__Given task__:
Filter out everything except lines holding "desafiadora".

Source data
····················
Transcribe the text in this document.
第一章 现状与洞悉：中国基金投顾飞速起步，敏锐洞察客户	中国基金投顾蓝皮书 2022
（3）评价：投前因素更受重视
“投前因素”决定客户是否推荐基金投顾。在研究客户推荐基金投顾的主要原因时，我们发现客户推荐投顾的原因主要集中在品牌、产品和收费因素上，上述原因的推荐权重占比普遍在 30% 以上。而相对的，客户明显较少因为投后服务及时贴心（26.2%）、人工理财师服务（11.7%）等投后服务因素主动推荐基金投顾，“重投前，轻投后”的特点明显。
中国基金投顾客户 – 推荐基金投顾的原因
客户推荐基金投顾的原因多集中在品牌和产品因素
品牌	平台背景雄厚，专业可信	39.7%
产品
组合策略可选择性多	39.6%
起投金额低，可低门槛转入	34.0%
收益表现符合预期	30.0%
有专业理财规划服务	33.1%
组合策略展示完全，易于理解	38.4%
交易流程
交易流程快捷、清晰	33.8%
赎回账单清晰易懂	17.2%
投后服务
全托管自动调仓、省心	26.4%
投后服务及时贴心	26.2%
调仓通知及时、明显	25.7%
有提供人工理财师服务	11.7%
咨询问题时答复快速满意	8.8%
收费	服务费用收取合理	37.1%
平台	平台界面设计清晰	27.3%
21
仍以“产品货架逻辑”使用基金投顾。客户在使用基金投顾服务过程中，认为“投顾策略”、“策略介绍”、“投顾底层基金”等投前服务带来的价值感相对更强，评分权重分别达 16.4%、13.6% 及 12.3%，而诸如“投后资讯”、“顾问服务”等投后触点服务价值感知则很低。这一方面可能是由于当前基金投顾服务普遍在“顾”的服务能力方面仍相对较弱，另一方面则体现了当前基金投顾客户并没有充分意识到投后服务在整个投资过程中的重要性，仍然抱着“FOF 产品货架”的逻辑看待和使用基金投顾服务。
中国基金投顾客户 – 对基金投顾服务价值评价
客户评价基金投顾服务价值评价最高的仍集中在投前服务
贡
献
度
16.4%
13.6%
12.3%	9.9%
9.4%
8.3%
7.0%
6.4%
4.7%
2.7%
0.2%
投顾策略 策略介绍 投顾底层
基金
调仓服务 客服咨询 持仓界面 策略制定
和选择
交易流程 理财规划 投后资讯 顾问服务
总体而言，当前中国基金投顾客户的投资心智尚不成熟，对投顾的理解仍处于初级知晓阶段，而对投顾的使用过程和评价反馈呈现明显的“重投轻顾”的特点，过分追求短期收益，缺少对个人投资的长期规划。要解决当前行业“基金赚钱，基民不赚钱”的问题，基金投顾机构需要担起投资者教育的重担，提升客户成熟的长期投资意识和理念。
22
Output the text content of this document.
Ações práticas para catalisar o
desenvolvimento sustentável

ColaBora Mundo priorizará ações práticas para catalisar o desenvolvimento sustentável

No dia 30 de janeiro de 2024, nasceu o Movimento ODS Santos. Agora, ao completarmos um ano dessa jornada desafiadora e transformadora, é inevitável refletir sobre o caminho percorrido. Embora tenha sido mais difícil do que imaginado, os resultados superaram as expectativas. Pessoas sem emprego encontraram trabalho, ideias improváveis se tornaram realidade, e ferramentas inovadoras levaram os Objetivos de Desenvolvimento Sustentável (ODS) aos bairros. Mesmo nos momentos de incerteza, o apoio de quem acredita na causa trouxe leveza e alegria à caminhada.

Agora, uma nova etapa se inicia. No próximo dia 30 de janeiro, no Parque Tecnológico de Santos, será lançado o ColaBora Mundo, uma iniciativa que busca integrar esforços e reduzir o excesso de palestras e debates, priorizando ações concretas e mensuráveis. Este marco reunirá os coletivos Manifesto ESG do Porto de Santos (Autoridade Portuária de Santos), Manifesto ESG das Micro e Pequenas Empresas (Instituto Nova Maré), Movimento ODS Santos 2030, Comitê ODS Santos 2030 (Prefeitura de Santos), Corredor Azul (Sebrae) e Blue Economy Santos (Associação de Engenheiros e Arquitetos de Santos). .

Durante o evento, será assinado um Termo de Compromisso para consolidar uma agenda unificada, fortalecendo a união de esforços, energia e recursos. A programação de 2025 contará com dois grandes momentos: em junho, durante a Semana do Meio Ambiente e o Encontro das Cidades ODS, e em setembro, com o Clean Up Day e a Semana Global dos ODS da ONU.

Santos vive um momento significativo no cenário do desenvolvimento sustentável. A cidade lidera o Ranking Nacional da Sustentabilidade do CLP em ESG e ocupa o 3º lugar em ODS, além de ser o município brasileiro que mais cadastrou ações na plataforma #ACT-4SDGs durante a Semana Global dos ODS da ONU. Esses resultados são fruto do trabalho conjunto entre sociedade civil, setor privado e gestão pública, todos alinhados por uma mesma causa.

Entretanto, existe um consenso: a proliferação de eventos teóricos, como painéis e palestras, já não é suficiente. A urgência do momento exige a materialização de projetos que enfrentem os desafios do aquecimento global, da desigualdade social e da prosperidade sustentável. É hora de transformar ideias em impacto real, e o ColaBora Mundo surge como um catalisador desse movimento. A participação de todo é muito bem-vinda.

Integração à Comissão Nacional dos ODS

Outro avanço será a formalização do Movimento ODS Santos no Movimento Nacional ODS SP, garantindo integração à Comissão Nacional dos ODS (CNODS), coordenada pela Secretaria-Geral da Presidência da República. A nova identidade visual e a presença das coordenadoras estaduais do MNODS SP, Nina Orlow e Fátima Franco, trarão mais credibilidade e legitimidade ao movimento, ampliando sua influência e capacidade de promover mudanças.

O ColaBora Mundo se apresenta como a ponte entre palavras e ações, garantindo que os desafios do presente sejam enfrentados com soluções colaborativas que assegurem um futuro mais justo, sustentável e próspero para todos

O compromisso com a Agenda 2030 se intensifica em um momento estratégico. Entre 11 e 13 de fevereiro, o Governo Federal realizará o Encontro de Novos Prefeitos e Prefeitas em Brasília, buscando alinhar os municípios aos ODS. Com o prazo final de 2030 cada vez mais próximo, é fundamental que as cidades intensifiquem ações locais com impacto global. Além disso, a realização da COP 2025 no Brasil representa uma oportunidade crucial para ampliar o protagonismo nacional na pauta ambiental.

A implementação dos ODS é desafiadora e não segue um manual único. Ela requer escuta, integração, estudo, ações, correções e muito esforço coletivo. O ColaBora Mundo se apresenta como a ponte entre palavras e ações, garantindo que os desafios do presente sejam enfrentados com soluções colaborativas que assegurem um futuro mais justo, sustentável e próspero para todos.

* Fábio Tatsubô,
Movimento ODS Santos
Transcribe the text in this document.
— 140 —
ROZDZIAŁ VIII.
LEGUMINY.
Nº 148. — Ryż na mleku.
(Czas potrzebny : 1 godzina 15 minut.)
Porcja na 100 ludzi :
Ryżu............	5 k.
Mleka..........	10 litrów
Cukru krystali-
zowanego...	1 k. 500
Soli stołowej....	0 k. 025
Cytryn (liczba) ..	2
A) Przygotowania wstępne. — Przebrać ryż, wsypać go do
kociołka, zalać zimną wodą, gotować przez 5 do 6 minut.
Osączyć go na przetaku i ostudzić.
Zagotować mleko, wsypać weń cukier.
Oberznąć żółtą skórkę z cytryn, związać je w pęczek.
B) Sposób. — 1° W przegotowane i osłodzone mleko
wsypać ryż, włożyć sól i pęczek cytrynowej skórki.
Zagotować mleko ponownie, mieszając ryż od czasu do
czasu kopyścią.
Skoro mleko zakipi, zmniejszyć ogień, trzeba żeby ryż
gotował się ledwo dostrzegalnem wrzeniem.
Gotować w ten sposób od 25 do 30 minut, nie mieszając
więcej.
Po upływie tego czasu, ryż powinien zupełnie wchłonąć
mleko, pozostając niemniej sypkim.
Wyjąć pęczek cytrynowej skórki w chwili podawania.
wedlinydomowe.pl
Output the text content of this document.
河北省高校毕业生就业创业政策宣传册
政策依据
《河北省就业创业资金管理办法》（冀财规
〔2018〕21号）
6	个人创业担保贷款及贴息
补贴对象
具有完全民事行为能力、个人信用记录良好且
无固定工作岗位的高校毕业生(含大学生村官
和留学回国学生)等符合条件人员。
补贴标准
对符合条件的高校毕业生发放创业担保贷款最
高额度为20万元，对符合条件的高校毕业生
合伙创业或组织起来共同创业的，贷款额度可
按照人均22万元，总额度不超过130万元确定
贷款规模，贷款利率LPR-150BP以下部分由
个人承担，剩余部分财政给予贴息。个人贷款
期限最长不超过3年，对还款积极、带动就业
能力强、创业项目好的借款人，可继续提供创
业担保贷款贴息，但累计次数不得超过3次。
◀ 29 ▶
····················
__The response__:
No dia 30 de janeiro de 2024, nasceu o Movimento ODS Santos. Agora, ao completarmos um ano dessa jornada desafiadora e transformadora, é inevitável refletir sobre o caminho percorrido. Embora tenha sido mais difícil do que imaginado, os resultados superaram as expectativas. Pessoas sem emprego encontraram trabalho, ideias improváveis se tornaram realidade, e ferramentas inovadoras levaram os Objetivos de Desenvolvimento Sustentável (ODS) aos bairros. Mesmo nos momentos de incerteza, o apoio de quem acredita na causa trouxe leveza e alegria à caminhada.
A implementação dos ODS é desafiadora e não segue um manual único. Ela requer escuta, integração, estudo, ações, correções e muito esforço coletivo. O ColaBora Mundo se apresenta como a ponte entre palavras e ações, garantindo que os desafios do presente sejam enfrentados com soluções colaborativas que assegurem um futuro mais justo, sustentável e próspero para todos.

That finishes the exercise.